• [THE REQUEST]:
Make an exact copy of the data below, leaving out every picture.
--- Begin RECORDS SUPPLIED ---
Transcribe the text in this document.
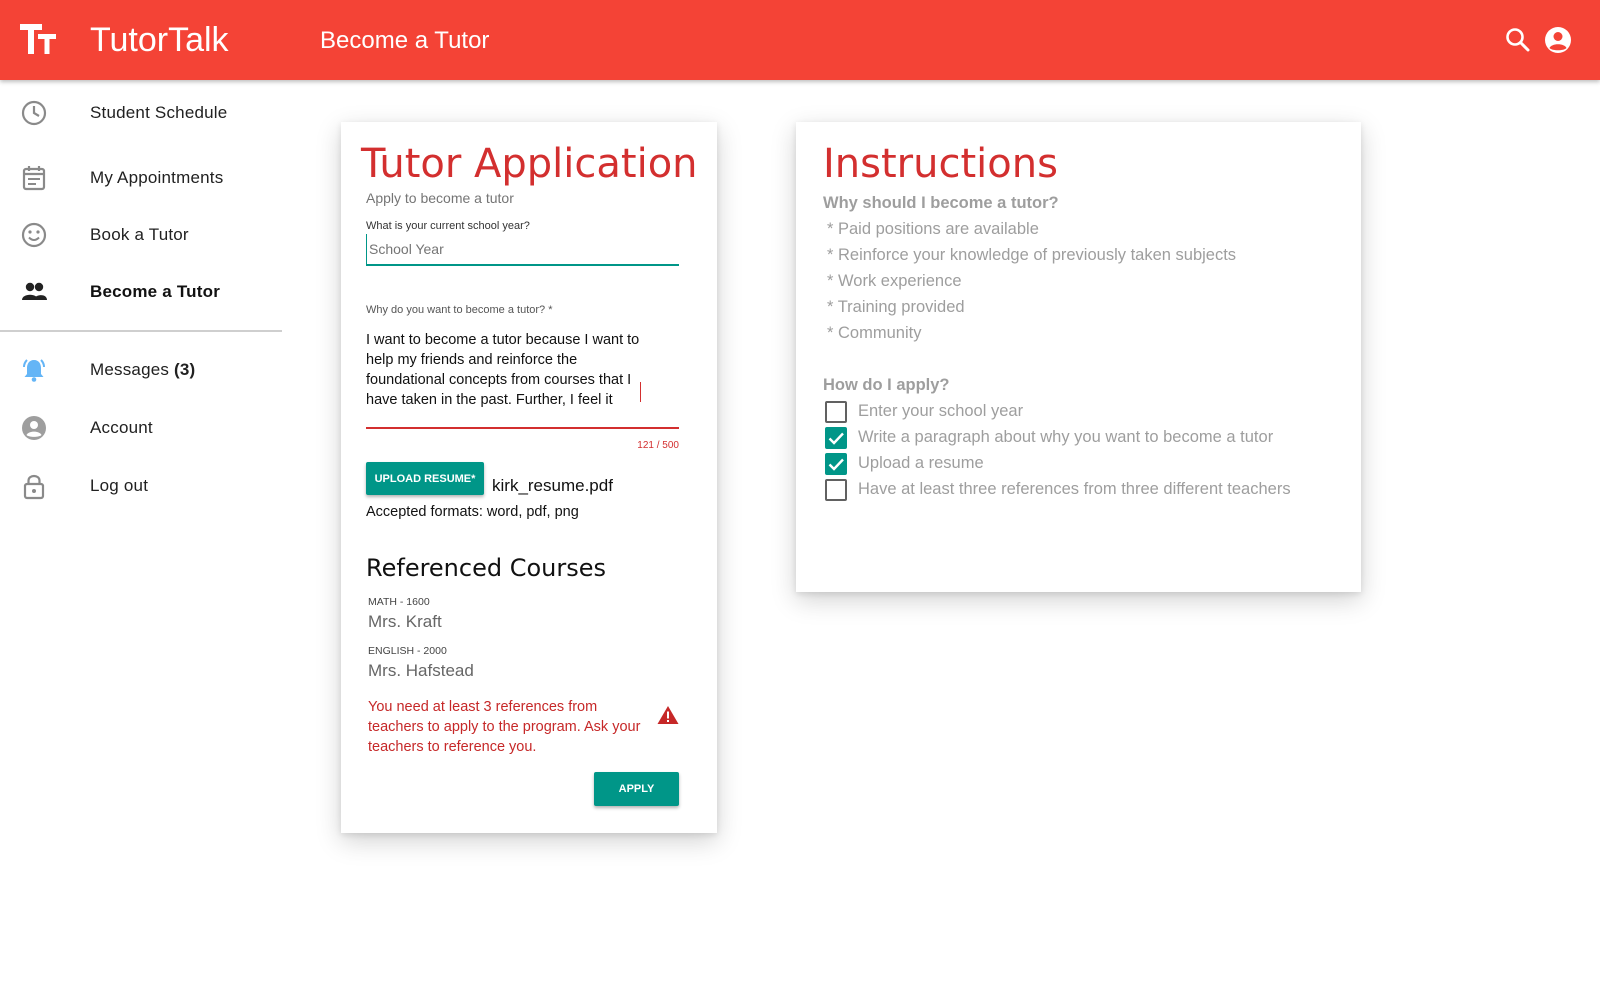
TutorTalk	Become a Tutor
Student Schedule
My Appointments
Book a Tutor
Become a Tutor
Messages (3)
Account
Log out
Tutor Application
Apply to become a tutor
What is your current school year?
School Year
Why do you want to become a tutor? *
I want to become a tutor because I want to help my friends and reinforce the foundational concepts from courses that I have taken in the past. Further, I feel it
121 / 500
UPLOAD RESUME* kirk_resume.pdf
Accepted formats: word, pdf, png
Referenced Courses
MATH - 1600
Mrs. Kraft
ENGLISH - 2000
Mrs. Hafstead
You need at least 3 references from teachers to apply to the program. Ask your teachers to reference you.
APPLY
Instructions
Why should I become a tutor?
* Paid positions are available
* Reinforce your knowledge of previously taken subjects
* Work experience
* Training provided
* Community
How do I apply?
Enter your school year
Write a paragraph about why you want to become a tutor
Upload a resume
Have at least three references from three different teachers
--- End RECORDS SUPPLIED ---
• [OUTPUT BELOW]:
Transcribe the text in this document.
TutorTalk	Become a Tutor
Student Schedule
My Appointments
Book a Tutor
Become a Tutor
Messages (3)
Account
Log out
Tutor Application
Apply to become a tutor
What is your current school year?
School Year
Why do you want to become a tutor? *
I want to become a tutor because I want to help my friends and reinforce the foundational concepts from courses that I have taken in the past. Further, I feel it
121 / 500
UPLOAD RESUME* kirk_resume.pdf
Accepted formats: word, pdf, png
Referenced Courses
MATH - 1600
Mrs. Kraft
ENGLISH - 2000
Mrs. Hafstead
You need at least 3 references from teachers to apply to the program. Ask your teachers to reference you.
APPLY
Instructions
Why should I become a tutor?
* Paid positions are available
* Reinforce your knowledge of previously taken subjects
* Work experience
* Training provided
* Community
How do I apply?
Enter your school year
Write a paragraph about why you want to become a tutor
Upload a resume
Have at least three references from three different teachers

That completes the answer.